### Stored data
[START]

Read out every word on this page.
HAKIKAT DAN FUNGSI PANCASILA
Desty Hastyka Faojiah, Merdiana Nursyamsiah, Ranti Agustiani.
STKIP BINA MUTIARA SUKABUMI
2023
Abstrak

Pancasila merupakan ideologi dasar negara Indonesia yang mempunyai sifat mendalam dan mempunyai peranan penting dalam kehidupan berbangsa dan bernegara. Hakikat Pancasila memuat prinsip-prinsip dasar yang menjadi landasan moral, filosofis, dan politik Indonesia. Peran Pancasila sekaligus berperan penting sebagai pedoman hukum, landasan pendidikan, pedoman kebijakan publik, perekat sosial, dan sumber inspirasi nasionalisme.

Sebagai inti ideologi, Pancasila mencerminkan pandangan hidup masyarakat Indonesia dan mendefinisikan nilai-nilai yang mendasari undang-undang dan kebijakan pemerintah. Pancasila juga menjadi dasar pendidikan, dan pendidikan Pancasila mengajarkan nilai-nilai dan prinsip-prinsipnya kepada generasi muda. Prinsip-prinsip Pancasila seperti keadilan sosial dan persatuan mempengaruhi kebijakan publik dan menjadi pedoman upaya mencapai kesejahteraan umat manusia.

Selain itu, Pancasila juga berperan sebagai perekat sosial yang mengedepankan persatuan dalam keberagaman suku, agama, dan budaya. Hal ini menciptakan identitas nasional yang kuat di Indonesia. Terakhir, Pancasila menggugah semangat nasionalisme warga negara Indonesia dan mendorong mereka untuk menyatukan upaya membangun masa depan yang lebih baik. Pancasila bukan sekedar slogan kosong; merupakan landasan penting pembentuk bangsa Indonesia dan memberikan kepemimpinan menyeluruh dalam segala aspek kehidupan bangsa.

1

[END]

Make an exact copy of every entry.

Read out every word on this page.
HAKIKAT DAN FUNGSI PANCASILA
Desty Hastyka Faojiah, Merdiana Nursyamsiah, Ranti Agustiani.
STKIP BINA MUTIARA SUKABUMI
2023
Abstrak

Pancasila merupakan ideologi dasar negara Indonesia yang mempunyai sifat mendalam dan mempunyai peranan penting dalam kehidupan berbangsa dan bernegara. Hakikat Pancasila memuat prinsip-prinsip dasar yang menjadi landasan moral, filosofis, dan politik Indonesia. Peran Pancasila sekaligus berperan penting sebagai pedoman hukum, landasan pendidikan, pedoman kebijakan publik, perekat sosial, dan sumber inspirasi nasionalisme.

Sebagai inti ideologi, Pancasila mencerminkan pandangan hidup masyarakat Indonesia dan mendefinisikan nilai-nilai yang mendasari undang-undang dan kebijakan pemerintah. Pancasila juga menjadi dasar pendidikan, dan pendidikan Pancasila mengajarkan nilai-nilai dan prinsip-prinsipnya kepada generasi muda. Prinsip-prinsip Pancasila seperti keadilan sosial dan persatuan mempengaruhi kebijakan publik dan menjadi pedoman upaya mencapai kesejahteraan umat manusia.

Selain itu, Pancasila juga berperan sebagai perekat sosial yang mengedepankan persatuan dalam keberagaman suku, agama, dan budaya. Hal ini menciptakan identitas nasional yang kuat di Indonesia. Terakhir, Pancasila menggugah semangat nasionalisme warga negara Indonesia dan mendorong mereka untuk menyatukan upaya membangun masa depan yang lebih baik. Pancasila bukan sekedar slogan kosong; merupakan landasan penting pembentuk bangsa Indonesia dan memberikan kepemimpinan menyeluruh dalam segala aspek kehidupan bangsa.

1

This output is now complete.